### Description of the task
Each entry below should be written out exactly as it is, with no pictures.

(Stored data)
** START **
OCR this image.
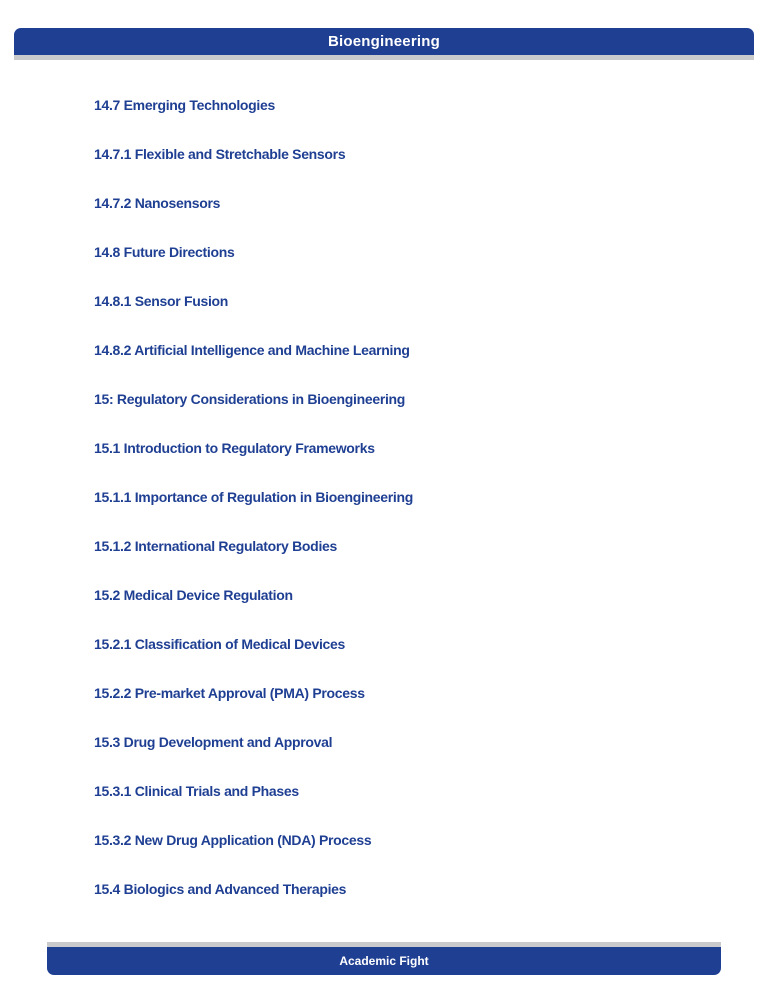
Bioengineering
14.7 Emerging Technologies
14.7.1 Flexible and Stretchable Sensors
14.7.2 Nanosensors
14.8 Future Directions
14.8.1 Sensor Fusion
14.8.2 Artificial Intelligence and Machine Learning
15: Regulatory Considerations in Bioengineering
15.1 Introduction to Regulatory Frameworks
15.1.1 Importance of Regulation in Bioengineering
15.1.2 International Regulatory Bodies
15.2 Medical Device Regulation
15.2.1 Classification of Medical Devices
15.2.2 Pre-market Approval (PMA) Process
15.3 Drug Development and Approval
15.3.1 Clinical Trials and Phases
15.3.2 New Drug Application (NDA) Process
15.4 Biologics and Advanced Therapies
Academic Fight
** END **
### Written answer
OCR this image.
Bioengineering
14.7 Emerging Technologies
14.7.1 Flexible and Stretchable Sensors
14.7.2 Nanosensors
14.8 Future Directions
14.8.1 Sensor Fusion
14.8.2 Artificial Intelligence and Machine Learning
15: Regulatory Considerations in Bioengineering
15.1 Introduction to Regulatory Frameworks
15.1.1 Importance of Regulation in Bioengineering
15.1.2 International Regulatory Bodies
15.2 Medical Device Regulation
15.2.1 Classification of Medical Devices
15.2.2 Pre-market Approval (PMA) Process
15.3 Drug Development and Approval
15.3.1 Clinical Trials and Phases
15.3.2 New Drug Application (NDA) Process
15.4 Biologics and Advanced Therapies
Academic Fight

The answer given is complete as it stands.